━━━━━ Raw data

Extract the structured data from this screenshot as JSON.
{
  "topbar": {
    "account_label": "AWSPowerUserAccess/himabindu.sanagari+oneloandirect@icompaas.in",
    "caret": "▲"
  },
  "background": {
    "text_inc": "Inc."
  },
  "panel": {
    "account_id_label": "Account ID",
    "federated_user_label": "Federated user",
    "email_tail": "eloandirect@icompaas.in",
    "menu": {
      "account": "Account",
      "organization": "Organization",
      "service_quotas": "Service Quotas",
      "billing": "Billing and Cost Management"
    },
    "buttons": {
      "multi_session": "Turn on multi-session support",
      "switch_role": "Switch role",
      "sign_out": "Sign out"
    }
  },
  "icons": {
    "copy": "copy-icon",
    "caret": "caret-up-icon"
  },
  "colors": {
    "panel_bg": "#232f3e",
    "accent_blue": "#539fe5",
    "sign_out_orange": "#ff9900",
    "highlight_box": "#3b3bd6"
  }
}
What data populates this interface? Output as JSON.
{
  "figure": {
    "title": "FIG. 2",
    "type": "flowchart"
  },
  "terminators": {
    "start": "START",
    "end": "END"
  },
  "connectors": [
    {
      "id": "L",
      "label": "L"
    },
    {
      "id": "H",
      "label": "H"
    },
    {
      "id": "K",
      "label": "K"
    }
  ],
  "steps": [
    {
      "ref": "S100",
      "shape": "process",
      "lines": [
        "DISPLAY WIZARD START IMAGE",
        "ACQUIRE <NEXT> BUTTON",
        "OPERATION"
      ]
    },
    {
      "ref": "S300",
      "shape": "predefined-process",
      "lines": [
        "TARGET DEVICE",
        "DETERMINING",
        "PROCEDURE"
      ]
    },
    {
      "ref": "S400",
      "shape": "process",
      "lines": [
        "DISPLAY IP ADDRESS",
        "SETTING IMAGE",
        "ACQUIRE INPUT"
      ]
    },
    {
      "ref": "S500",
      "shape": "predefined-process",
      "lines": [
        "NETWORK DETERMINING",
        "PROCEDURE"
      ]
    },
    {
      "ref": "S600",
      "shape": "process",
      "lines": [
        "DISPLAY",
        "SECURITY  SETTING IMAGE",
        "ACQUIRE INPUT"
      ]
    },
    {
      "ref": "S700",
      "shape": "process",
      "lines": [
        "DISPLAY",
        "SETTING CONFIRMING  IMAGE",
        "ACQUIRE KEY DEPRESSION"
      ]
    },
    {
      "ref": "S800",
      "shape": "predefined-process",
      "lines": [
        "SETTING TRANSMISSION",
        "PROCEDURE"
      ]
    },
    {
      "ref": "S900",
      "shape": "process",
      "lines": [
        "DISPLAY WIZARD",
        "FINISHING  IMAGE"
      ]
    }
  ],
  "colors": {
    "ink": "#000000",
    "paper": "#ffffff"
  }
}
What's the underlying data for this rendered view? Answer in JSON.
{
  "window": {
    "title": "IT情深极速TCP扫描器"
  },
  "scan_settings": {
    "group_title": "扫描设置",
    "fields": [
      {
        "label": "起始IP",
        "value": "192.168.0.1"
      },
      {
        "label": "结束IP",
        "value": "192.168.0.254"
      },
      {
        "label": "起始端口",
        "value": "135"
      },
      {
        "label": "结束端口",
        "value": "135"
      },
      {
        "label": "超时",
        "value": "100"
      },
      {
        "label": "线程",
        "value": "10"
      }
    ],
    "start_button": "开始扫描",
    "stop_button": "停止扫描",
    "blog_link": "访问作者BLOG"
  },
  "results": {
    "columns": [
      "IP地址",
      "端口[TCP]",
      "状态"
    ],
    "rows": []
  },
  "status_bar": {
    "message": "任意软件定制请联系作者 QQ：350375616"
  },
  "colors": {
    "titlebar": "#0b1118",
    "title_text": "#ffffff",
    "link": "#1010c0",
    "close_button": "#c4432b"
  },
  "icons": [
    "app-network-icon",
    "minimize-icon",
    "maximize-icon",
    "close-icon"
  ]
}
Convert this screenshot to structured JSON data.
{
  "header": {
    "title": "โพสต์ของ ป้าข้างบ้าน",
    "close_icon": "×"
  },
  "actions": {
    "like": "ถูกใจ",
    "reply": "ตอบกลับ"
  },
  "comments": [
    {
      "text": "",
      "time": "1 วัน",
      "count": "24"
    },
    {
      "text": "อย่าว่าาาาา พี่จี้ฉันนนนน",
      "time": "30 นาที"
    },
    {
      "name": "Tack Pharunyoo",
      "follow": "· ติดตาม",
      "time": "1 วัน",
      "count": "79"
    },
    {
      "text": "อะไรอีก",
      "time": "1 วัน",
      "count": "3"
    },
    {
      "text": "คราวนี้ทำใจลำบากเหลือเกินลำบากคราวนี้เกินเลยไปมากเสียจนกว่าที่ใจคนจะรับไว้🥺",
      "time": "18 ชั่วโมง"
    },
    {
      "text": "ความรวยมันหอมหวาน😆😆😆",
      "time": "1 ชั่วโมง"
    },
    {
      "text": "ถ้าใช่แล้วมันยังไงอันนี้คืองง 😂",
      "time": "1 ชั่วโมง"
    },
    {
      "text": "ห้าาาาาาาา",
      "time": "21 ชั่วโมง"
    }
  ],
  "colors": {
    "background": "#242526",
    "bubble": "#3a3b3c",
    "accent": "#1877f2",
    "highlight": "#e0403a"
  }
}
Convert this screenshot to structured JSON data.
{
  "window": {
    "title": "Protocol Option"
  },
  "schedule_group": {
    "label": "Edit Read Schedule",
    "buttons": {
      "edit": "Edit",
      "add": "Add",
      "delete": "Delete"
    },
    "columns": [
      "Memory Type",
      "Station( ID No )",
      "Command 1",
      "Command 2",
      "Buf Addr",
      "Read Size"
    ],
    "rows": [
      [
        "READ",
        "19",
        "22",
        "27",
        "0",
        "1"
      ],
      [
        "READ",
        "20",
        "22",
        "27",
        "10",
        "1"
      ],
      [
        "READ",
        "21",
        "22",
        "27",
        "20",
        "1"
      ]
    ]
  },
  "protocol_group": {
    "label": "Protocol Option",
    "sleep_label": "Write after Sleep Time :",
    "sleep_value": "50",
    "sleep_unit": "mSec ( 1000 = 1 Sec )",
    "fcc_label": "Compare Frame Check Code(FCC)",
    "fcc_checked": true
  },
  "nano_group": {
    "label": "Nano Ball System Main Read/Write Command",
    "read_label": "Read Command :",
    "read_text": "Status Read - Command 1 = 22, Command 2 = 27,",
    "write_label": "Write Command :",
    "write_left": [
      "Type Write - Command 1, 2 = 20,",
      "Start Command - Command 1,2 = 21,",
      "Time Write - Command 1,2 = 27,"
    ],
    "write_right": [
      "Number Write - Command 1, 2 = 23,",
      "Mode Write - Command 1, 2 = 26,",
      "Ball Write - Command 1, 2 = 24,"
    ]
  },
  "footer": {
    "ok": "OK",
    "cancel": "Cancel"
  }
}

━━━━━━━━━━

Task statement - Above are some records; repeat all of them exactly.

Exercise result -
Extract the structured data from this screenshot as JSON.
{
  "topbar": {
    "account_label": "AWSPowerUserAccess/himabindu.sanagari+oneloandirect@icompaas.in",
    "caret": "▲"
  },
  "background": {
    "text_inc": "Inc."
  },
  "panel": {
    "account_id_label": "Account ID",
    "federated_user_label": "Federated user",
    "email_tail": "eloandirect@icompaas.in",
    "menu": {
      "account": "Account",
      "organization": "Organization",
      "service_quotas": "Service Quotas",
      "billing": "Billing and Cost Management"
    },
    "buttons": {
      "multi_session": "Turn on multi-session support",
      "switch_role": "Switch role",
      "sign_out": "Sign out"
    }
  },
  "icons": {
    "copy": "copy-icon",
    "caret": "caret-up-icon"
  },
  "colors": {
    "panel_bg": "#232f3e",
    "accent_blue": "#539fe5",
    "sign_out_orange": "#ff9900",
    "highlight_box": "#3b3bd6"
  }
}
What data populates this interface? Output as JSON.
{
  "figure": {
    "title": "FIG. 2",
    "type": "flowchart"
  },
  "terminators": {
    "start": "START",
    "end": "END"
  },
  "connectors": [
    {
      "id": "L",
      "label": "L"
    },
    {
      "id": "H",
      "label": "H"
    },
    {
      "id": "K",
      "label": "K"
    }
  ],
  "steps": [
    {
      "ref": "S100",
      "shape": "process",
      "lines": [
        "DISPLAY WIZARD START IMAGE",
        "ACQUIRE <NEXT> BUTTON",
        "OPERATION"
      ]
    },
    {
      "ref": "S300",
      "shape": "predefined-process",
      "lines": [
        "TARGET DEVICE",
        "DETERMINING",
        "PROCEDURE"
      ]
    },
    {
      "ref": "S400",
      "shape": "process",
      "lines": [
        "DISPLAY IP ADDRESS",
        "SETTING IMAGE",
        "ACQUIRE INPUT"
      ]
    },
    {
      "ref": "S500",
      "shape": "predefined-process",
      "lines": [
        "NETWORK DETERMINING",
        "PROCEDURE"
      ]
    },
    {
      "ref": "S600",
      "shape": "process",
      "lines": [
        "DISPLAY",
        "SECURITY  SETTING IMAGE",
        "ACQUIRE INPUT"
      ]
    },
    {
      "ref": "S700",
      "shape": "process",
      "lines": [
        "DISPLAY",
        "SETTING CONFIRMING  IMAGE",
        "ACQUIRE KEY DEPRESSION"
      ]
    },
    {
      "ref": "S800",
      "shape": "predefined-process",
      "lines": [
        "SETTING TRANSMISSION",
        "PROCEDURE"
      ]
    },
    {
      "ref": "S900",
      "shape": "process",
      "lines": [
        "DISPLAY WIZARD",
        "FINISHING  IMAGE"
      ]
    }
  ],
  "colors": {
    "ink": "#000000",
    "paper": "#ffffff"
  }
}
What's the underlying data for this rendered view? Answer in JSON.
{
  "window": {
    "title": "IT情深极速TCP扫描器"
  },
  "scan_settings": {
    "group_title": "扫描设置",
    "fields": [
      {
        "label": "起始IP",
        "value": "192.168.0.1"
      },
      {
        "label": "结束IP",
        "value": "192.168.0.254"
      },
      {
        "label": "起始端口",
        "value": "135"
      },
      {
        "label": "结束端口",
        "value": "135"
      },
      {
        "label": "超时",
        "value": "100"
      },
      {
        "label": "线程",
        "value": "10"
      }
    ],
    "start_button": "开始扫描",
    "stop_button": "停止扫描",
    "blog_link": "访问作者BLOG"
  },
  "results": {
    "columns": [
      "IP地址",
      "端口[TCP]",
      "状态"
    ],
    "rows": []
  },
  "status_bar": {
    "message": "任意软件定制请联系作者 QQ：350375616"
  },
  "colors": {
    "titlebar": "#0b1118",
    "title_text": "#ffffff",
    "link": "#1010c0",
    "close_button": "#c4432b"
  },
  "icons": [
    "app-network-icon",
    "minimize-icon",
    "maximize-icon",
    "close-icon"
  ]
}
Convert this screenshot to structured JSON data.
{
  "header": {
    "title": "โพสต์ของ ป้าข้างบ้าน",
    "close_icon": "×"
  },
  "actions": {
    "like": "ถูกใจ",
    "reply": "ตอบกลับ"
  },
  "comments": [
    {
      "text": "",
      "time": "1 วัน",
      "count": "24"
    },
    {
      "text": "อย่าว่าาาาา พี่จี้ฉันนนนน",
      "time": "30 นาที"
    },
    {
      "name": "Tack Pharunyoo",
      "follow": "· ติดตาม",
      "time": "1 วัน",
      "count": "79"
    },
    {
      "text": "อะไรอีก",
      "time": "1 วัน",
      "count": "3"
    },
    {
      "text": "คราวนี้ทำใจลำบากเหลือเกินลำบากคราวนี้เกินเลยไปมากเสียจนกว่าที่ใจคนจะรับไว้🥺",
      "time": "18 ชั่วโมง"
    },
    {
      "text": "ความรวยมันหอมหวาน😆😆😆",
      "time": "1 ชั่วโมง"
    },
    {
      "text": "ถ้าใช่แล้วมันยังไงอันนี้คืองง 😂",
      "time": "1 ชั่วโมง"
    },
    {
      "text": "ห้าาาาาาาา",
      "time": "21 ชั่วโมง"
    }
  ],
  "colors": {
    "background": "#242526",
    "bubble": "#3a3b3c",
    "accent": "#1877f2",
    "highlight": "#e0403a"
  }
}
Convert this screenshot to structured JSON data.
{
  "window": {
    "title": "Protocol Option"
  },
  "schedule_group": {
    "label": "Edit Read Schedule",
    "buttons": {
      "edit": "Edit",
      "add": "Add",
      "delete": "Delete"
    },
    "columns": [
      "Memory Type",
      "Station( ID No )",
      "Command 1",
      "Command 2",
      "Buf Addr",
      "Read Size"
    ],
    "rows": [
      [
        "READ",
        "19",
        "22",
        "27",
        "0",
        "1"
      ],
      [
        "READ",
        "20",
        "22",
        "27",
        "10",
        "1"
      ],
      [
        "READ",
        "21",
        "22",
        "27",
        "20",
        "1"
      ]
    ]
  },
  "protocol_group": {
    "label": "Protocol Option",
    "sleep_label": "Write after Sleep Time :",
    "sleep_value": "50",
    "sleep_unit": "mSec ( 1000 = 1 Sec )",
    "fcc_label": "Compare Frame Check Code(FCC)",
    "fcc_checked": true
  },
  "nano_group": {
    "label": "Nano Ball System Main Read/Write Command",
    "read_label": "Read Command :",
    "read_text": "Status Read - Command 1 = 22, Command 2 = 27,",
    "write_label": "Write Command :",
    "write_left": [
      "Type Write - Command 1, 2 = 20,",
      "Start Command - Command 1,2 = 21,",
      "Time Write - Command 1,2 = 27,"
    ],
    "write_right": [
      "Number Write - Command 1, 2 = 23,",
      "Mode Write - Command 1, 2 = 26,",
      "Ball Write - Command 1, 2 = 24,"
    ]
  },
  "footer": {
    "ok": "OK",
    "cancel": "Cancel"
  }
}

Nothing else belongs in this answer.